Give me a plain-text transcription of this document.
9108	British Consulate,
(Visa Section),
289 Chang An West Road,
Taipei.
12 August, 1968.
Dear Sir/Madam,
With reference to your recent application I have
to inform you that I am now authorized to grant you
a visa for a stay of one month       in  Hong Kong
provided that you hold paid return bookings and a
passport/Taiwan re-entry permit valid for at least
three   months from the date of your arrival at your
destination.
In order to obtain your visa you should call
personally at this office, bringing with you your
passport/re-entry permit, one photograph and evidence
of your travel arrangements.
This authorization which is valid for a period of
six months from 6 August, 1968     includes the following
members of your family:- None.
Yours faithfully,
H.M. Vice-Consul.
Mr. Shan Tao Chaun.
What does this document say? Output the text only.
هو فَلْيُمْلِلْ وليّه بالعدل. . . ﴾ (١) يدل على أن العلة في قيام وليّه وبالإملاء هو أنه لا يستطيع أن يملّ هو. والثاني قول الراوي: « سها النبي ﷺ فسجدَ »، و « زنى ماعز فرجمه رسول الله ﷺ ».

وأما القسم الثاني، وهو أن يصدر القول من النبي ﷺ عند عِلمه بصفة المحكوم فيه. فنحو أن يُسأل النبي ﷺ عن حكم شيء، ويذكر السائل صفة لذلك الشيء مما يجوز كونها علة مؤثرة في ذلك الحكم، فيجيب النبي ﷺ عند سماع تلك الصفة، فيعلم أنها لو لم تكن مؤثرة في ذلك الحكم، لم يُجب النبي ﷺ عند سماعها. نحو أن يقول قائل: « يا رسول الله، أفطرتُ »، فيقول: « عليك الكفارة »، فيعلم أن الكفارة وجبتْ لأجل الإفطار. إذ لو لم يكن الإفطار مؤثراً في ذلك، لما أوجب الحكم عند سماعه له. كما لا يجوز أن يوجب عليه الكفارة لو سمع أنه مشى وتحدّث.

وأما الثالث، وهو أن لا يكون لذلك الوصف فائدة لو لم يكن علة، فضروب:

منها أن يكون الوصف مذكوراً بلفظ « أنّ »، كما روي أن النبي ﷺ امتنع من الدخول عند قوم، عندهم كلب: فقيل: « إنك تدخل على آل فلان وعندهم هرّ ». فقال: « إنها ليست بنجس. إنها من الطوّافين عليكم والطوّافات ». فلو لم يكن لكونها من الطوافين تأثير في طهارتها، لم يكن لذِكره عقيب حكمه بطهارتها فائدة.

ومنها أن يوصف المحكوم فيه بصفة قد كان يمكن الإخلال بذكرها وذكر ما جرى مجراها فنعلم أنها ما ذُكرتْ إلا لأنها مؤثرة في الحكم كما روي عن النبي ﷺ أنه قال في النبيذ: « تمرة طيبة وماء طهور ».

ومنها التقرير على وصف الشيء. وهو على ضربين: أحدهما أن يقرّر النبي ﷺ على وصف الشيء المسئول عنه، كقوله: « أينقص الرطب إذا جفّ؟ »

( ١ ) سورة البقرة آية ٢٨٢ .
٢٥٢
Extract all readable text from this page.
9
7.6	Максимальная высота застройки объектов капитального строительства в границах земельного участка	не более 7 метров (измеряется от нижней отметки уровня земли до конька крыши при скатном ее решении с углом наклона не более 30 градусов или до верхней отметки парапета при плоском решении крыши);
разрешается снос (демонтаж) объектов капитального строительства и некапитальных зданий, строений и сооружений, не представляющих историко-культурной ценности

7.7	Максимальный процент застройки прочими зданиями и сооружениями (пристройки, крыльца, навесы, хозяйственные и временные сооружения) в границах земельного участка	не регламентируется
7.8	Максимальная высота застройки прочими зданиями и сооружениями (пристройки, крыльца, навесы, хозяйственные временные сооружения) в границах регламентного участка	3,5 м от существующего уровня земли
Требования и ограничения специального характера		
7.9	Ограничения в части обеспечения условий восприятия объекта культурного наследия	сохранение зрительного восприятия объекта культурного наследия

+++++

> _EXERCISE REQUIREMENTS_: Using the listing above, please repeat every entry exactly.

> _RESULT FOR THIS EXERCISE_:
Give me a plain-text transcription of this document.
9108	British Consulate,
(Visa Section),
289 Chang An West Road,
Taipei.
12 August, 1968.
Dear Sir/Madam,
With reference to your recent application I have
to inform you that I am now authorized to grant you
a visa for a stay of one month       in  Hong Kong
provided that you hold paid return bookings and a
passport/Taiwan re-entry permit valid for at least
three   months from the date of your arrival at your
destination.
In order to obtain your visa you should call
personally at this office, bringing with you your
passport/re-entry permit, one photograph and evidence
of your travel arrangements.
This authorization which is valid for a period of
six months from 6 August, 1968     includes the following
members of your family:- None.
Yours faithfully,
H.M. Vice-Consul.
Mr. Shan Tao Chaun.
What does this document say? Output the text only.
هو فَلْيُمْلِلْ وليّه بالعدل. . . ﴾ (١) يدل على أن العلة في قيام وليّه وبالإملاء هو أنه لا يستطيع أن يملّ هو. والثاني قول الراوي: « سها النبي ﷺ فسجدَ »، و « زنى ماعز فرجمه رسول الله ﷺ ».

وأما القسم الثاني، وهو أن يصدر القول من النبي ﷺ عند عِلمه بصفة المحكوم فيه. فنحو أن يُسأل النبي ﷺ عن حكم شيء، ويذكر السائل صفة لذلك الشيء مما يجوز كونها علة مؤثرة في ذلك الحكم، فيجيب النبي ﷺ عند سماع تلك الصفة، فيعلم أنها لو لم تكن مؤثرة في ذلك الحكم، لم يُجب النبي ﷺ عند سماعها. نحو أن يقول قائل: « يا رسول الله، أفطرتُ »، فيقول: « عليك الكفارة »، فيعلم أن الكفارة وجبتْ لأجل الإفطار. إذ لو لم يكن الإفطار مؤثراً في ذلك، لما أوجب الحكم عند سماعه له. كما لا يجوز أن يوجب عليه الكفارة لو سمع أنه مشى وتحدّث.

وأما الثالث، وهو أن لا يكون لذلك الوصف فائدة لو لم يكن علة، فضروب:

منها أن يكون الوصف مذكوراً بلفظ « أنّ »، كما روي أن النبي ﷺ امتنع من الدخول عند قوم، عندهم كلب: فقيل: « إنك تدخل على آل فلان وعندهم هرّ ». فقال: « إنها ليست بنجس. إنها من الطوّافين عليكم والطوّافات ». فلو لم يكن لكونها من الطوافين تأثير في طهارتها، لم يكن لذِكره عقيب حكمه بطهارتها فائدة.

ومنها أن يوصف المحكوم فيه بصفة قد كان يمكن الإخلال بذكرها وذكر ما جرى مجراها فنعلم أنها ما ذُكرتْ إلا لأنها مؤثرة في الحكم كما روي عن النبي ﷺ أنه قال في النبيذ: « تمرة طيبة وماء طهور ».

ومنها التقرير على وصف الشيء. وهو على ضربين: أحدهما أن يقرّر النبي ﷺ على وصف الشيء المسئول عنه، كقوله: « أينقص الرطب إذا جفّ؟ »

( ١ ) سورة البقرة آية ٢٨٢ .
٢٥٢
Extract all readable text from this page.
9
7.6	Максимальная высота застройки объектов капитального строительства в границах земельного участка	не более 7 метров (измеряется от нижней отметки уровня земли до конька крыши при скатном ее решении с углом наклона не более 30 градусов или до верхней отметки парапета при плоском решении крыши);
разрешается снос (демонтаж) объектов капитального строительства и некапитальных зданий, строений и сооружений, не представляющих историко-культурной ценности

7.7	Максимальный процент застройки прочими зданиями и сооружениями (пристройки, крыльца, навесы, хозяйственные и временные сооружения) в границах земельного участка	не регламентируется
7.8	Максимальная высота застройки прочими зданиями и сооружениями (пристройки, крыльца, навесы, хозяйственные временные сооружения) в границах регламентного участка	3,5 м от существующего уровня земли
Требования и ограничения специального характера		
7.9	Ограничения в части обеспечения условий восприятия объекта культурного наследия	сохранение зрительного восприятия объекта культурного наследия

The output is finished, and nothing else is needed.